Task brief → Find and copy lines holding "with".

(Extracted records)
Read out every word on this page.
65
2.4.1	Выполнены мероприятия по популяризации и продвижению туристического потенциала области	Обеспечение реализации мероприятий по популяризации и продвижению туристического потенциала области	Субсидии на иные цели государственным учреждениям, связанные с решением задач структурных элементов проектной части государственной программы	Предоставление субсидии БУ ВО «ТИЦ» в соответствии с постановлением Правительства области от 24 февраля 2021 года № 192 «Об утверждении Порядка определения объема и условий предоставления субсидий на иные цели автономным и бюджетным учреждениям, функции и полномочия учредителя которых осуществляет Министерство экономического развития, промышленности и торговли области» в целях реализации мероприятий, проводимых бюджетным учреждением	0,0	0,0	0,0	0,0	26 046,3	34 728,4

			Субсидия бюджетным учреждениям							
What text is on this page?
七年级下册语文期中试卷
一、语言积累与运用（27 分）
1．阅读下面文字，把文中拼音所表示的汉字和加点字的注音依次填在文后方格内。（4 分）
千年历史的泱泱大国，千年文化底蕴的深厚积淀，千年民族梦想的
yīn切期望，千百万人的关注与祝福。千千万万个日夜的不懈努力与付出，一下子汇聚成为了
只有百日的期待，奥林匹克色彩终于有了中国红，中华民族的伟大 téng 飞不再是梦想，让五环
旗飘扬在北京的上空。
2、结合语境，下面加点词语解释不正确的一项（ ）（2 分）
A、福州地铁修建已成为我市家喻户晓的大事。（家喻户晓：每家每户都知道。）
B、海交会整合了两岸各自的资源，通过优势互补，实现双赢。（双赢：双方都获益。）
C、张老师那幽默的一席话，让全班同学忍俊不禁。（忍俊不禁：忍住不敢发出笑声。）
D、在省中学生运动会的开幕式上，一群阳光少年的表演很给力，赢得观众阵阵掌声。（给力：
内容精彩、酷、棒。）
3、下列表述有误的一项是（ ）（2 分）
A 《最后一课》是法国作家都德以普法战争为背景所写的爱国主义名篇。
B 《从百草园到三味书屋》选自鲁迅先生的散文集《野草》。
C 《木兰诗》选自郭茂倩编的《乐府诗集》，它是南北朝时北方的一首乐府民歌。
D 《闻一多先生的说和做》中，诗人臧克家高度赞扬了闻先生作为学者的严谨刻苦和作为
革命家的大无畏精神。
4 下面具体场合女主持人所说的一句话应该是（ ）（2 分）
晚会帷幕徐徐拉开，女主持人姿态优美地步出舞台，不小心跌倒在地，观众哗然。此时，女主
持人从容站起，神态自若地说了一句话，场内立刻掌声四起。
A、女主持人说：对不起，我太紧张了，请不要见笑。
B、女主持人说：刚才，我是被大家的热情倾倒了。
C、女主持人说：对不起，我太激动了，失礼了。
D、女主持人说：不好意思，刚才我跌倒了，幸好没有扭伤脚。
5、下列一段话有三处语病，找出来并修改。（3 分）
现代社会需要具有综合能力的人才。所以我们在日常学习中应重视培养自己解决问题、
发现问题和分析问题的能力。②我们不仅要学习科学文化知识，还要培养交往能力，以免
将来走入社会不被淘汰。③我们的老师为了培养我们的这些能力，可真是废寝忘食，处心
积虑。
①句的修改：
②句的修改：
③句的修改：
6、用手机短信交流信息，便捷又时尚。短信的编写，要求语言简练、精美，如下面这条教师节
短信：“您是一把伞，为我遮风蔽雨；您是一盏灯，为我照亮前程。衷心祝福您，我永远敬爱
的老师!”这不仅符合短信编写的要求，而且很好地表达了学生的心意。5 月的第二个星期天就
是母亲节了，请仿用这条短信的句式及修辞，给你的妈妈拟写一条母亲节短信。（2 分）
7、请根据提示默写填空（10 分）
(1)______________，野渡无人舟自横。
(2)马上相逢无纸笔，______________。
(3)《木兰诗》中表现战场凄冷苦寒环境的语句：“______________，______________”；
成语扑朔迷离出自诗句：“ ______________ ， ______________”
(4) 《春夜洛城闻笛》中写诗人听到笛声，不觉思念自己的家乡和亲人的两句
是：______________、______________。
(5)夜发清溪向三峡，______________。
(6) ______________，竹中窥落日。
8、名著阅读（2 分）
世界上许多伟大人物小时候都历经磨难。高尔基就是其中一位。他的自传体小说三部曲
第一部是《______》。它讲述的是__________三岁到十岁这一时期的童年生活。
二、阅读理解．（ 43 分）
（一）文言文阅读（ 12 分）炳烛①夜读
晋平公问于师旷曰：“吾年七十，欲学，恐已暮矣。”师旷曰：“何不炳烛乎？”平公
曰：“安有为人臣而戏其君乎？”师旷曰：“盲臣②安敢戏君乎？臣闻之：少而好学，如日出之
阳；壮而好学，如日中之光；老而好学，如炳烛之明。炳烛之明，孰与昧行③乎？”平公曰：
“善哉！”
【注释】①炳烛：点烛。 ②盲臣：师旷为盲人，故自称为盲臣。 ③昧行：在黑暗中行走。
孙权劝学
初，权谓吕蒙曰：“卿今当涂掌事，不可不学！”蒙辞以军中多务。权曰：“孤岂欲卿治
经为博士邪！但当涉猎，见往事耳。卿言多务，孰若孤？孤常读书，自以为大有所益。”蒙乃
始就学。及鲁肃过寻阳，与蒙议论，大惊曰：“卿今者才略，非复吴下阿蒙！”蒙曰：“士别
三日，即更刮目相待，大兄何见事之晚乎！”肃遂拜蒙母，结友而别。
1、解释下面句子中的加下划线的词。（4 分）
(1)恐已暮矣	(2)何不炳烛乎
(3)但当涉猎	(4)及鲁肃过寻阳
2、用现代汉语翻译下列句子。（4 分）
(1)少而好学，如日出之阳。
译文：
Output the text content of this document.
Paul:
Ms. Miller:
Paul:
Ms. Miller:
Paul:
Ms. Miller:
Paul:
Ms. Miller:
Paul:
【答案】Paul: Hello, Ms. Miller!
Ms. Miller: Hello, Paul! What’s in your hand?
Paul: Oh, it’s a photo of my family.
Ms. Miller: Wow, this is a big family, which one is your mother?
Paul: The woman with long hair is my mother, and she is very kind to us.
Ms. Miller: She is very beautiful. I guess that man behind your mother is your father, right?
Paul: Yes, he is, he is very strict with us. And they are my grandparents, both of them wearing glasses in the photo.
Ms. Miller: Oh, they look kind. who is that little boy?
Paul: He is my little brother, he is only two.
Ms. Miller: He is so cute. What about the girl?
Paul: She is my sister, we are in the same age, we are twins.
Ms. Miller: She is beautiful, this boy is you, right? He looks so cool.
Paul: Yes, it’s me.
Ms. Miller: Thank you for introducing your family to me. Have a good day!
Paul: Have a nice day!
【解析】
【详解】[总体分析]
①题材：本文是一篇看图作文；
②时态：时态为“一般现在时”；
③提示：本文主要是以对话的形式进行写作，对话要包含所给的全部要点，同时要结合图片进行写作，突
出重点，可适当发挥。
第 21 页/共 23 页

Solution for this exercise →
Paul: The woman with long hair is my mother, and she is very kind to us.
Paul: Yes, he is, he is very strict with us. And they are my grandparents, both of them wearing glasses in the photo.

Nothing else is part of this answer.